Stored items
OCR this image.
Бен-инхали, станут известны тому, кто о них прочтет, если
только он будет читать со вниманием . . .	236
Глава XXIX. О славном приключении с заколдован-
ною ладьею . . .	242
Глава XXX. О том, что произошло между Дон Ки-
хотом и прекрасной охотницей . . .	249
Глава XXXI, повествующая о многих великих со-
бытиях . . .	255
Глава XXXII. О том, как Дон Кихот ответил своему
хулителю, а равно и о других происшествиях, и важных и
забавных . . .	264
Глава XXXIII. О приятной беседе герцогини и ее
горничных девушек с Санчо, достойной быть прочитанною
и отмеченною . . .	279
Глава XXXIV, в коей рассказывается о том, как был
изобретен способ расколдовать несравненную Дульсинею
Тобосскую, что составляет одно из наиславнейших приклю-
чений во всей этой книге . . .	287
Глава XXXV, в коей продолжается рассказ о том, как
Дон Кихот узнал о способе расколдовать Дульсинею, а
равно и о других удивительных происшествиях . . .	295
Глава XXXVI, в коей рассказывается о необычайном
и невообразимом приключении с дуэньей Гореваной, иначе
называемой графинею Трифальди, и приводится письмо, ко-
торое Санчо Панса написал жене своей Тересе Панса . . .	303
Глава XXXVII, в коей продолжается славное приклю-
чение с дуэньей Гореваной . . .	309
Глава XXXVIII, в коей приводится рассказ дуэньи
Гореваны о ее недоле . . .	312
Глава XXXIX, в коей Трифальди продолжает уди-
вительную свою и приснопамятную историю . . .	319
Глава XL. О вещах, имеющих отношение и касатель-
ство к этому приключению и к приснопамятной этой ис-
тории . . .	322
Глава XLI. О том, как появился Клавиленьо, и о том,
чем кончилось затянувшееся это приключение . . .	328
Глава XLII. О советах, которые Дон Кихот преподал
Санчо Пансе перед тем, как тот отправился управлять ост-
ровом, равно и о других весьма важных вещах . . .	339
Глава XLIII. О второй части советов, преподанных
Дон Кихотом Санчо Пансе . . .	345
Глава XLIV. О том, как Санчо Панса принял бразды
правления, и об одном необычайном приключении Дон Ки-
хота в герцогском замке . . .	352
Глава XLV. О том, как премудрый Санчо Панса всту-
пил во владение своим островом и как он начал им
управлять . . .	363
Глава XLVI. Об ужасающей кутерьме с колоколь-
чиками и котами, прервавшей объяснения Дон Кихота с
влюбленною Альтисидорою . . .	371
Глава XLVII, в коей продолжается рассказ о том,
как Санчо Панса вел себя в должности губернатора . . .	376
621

WHAT IS REQUIRED:
In the listing above, find each line with the word "Панса" and copy it.

COMPLETE OUTPUT:
торое Санчо Панса написал жене своей Тересе Панса . . .	303
Глава XLIV. О том, как Санчо Панса принял бразды
Глава XLV. О том, как премудрый Санчо Панса всту-
как Санчо Панса вел себя в должности губернатора . . .	376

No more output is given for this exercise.